Excerpt from a dataset:
════════════════════

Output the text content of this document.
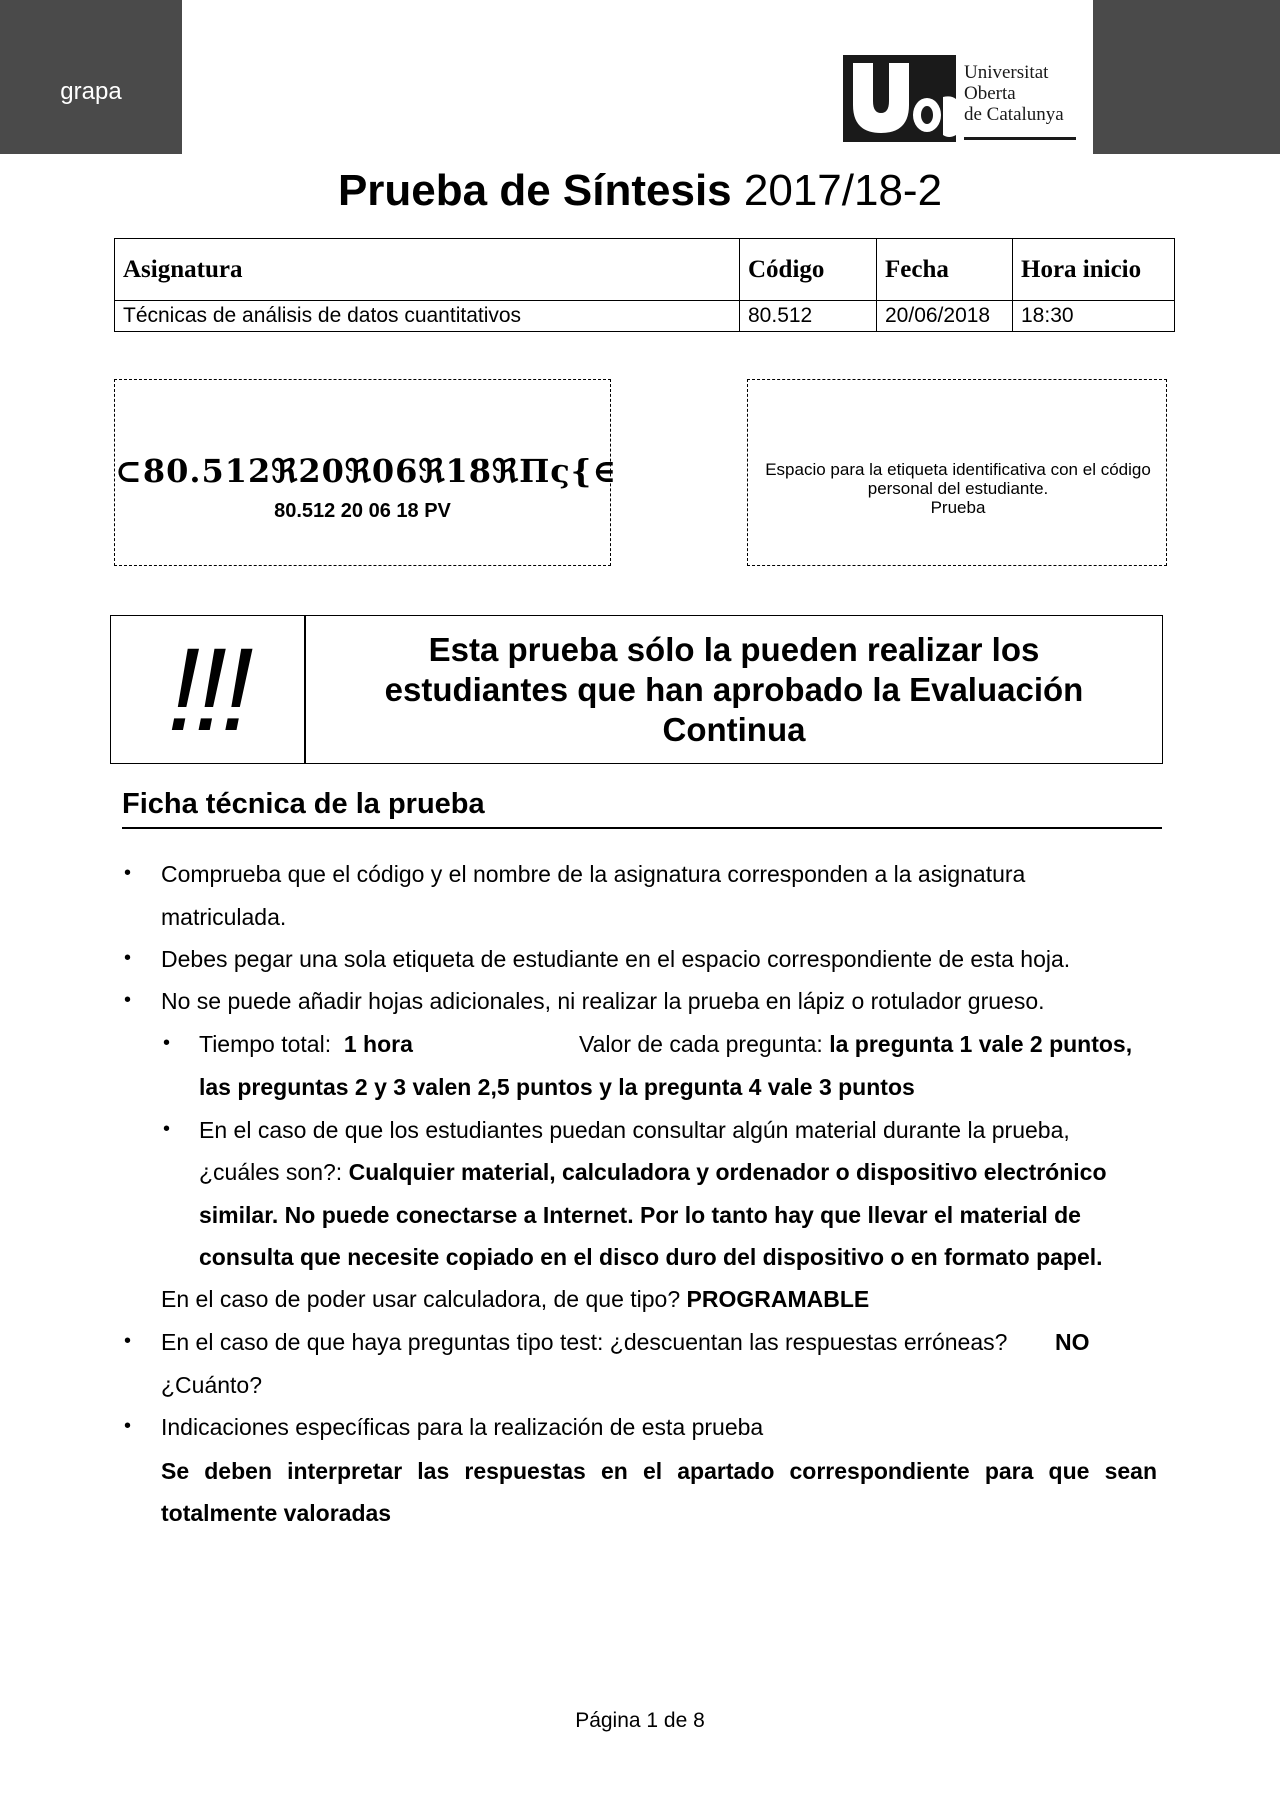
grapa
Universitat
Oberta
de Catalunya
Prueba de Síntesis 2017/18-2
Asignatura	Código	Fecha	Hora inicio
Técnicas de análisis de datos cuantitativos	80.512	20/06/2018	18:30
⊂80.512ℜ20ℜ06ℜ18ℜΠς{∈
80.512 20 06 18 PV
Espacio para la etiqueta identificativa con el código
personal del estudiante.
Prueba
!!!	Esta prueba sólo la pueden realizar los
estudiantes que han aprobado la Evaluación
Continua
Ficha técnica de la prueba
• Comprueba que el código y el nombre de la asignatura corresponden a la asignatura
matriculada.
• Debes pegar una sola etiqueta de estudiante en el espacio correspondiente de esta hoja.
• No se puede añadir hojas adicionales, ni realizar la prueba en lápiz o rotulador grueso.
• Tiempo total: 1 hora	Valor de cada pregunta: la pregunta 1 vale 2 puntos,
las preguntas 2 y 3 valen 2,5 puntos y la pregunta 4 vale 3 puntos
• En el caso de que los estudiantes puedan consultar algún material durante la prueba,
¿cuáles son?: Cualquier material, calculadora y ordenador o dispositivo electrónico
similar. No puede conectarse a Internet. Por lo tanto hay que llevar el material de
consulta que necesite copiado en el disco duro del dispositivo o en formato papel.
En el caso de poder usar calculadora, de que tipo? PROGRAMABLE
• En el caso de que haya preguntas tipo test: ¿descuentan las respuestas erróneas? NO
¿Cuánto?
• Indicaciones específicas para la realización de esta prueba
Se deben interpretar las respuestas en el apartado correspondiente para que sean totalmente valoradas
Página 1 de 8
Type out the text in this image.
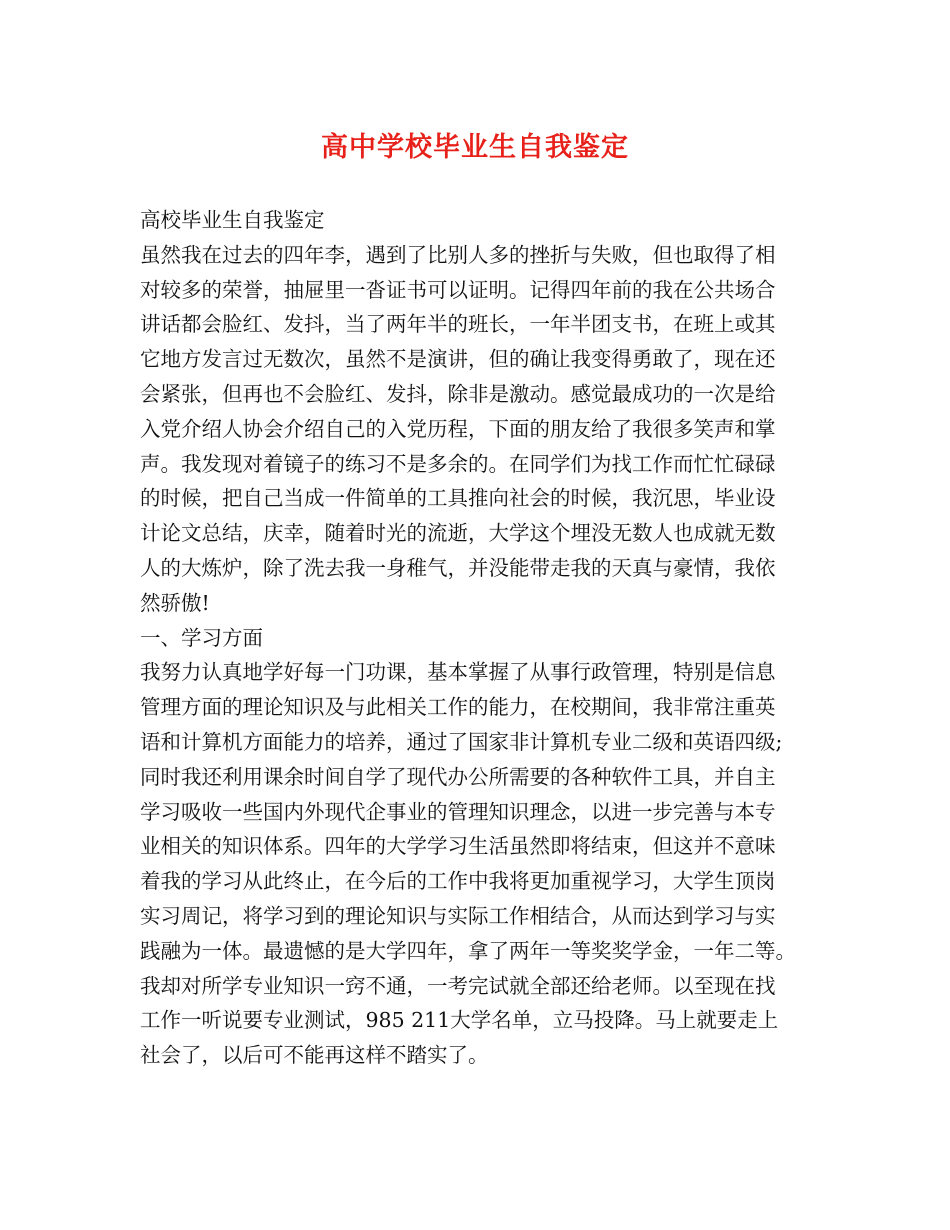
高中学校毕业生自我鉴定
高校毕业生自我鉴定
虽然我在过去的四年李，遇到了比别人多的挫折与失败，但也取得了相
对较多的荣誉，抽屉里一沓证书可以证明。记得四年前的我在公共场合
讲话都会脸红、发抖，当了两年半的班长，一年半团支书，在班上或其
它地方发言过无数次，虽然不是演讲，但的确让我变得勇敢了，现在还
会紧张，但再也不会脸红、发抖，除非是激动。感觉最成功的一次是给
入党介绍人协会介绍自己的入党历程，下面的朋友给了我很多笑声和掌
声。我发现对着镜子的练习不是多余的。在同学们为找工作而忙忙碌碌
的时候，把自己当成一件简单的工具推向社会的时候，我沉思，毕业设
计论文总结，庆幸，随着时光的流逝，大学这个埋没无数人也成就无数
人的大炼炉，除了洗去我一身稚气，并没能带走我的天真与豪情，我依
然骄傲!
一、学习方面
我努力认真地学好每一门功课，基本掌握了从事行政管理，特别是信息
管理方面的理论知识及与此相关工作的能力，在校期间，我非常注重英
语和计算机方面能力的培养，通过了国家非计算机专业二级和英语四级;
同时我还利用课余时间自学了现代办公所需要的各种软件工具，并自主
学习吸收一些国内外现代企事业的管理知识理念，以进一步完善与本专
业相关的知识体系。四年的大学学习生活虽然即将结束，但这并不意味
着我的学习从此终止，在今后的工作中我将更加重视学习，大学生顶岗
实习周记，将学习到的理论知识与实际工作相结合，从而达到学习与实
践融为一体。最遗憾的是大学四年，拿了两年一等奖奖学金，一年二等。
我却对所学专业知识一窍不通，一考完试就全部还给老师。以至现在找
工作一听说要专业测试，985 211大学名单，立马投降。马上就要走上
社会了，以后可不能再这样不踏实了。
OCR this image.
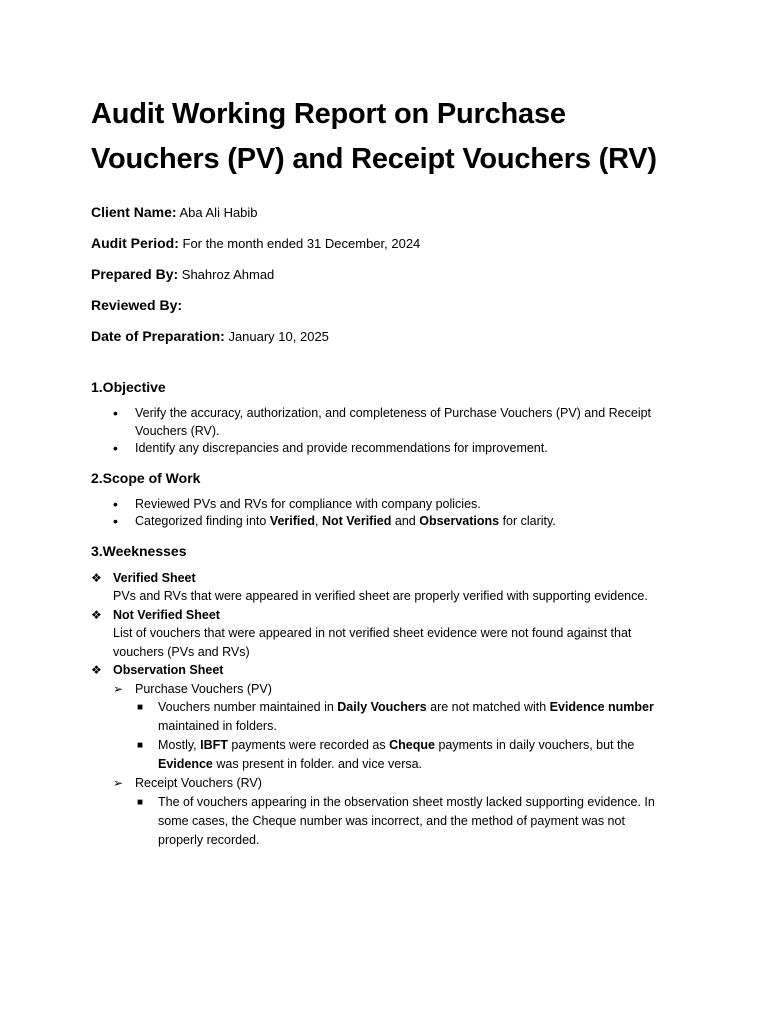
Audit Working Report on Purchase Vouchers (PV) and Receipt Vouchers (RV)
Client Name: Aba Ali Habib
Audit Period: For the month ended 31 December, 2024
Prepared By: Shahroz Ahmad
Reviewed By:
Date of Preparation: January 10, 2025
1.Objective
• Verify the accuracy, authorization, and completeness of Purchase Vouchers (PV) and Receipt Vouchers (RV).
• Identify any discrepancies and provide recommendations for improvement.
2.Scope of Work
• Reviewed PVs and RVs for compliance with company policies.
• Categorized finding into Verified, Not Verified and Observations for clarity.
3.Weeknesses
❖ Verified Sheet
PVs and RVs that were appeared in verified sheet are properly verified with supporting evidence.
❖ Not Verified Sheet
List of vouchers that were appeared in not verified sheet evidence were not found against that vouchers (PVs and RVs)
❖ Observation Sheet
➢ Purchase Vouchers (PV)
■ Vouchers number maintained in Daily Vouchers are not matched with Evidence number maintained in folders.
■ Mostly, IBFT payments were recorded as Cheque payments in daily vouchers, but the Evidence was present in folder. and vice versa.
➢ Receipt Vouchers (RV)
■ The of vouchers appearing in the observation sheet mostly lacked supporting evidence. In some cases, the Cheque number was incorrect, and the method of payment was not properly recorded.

════════════════════

● Requirement: Across the entries above, how many lines contain "estudiantes"? Provide only the count.

● Reply to the exercise: 2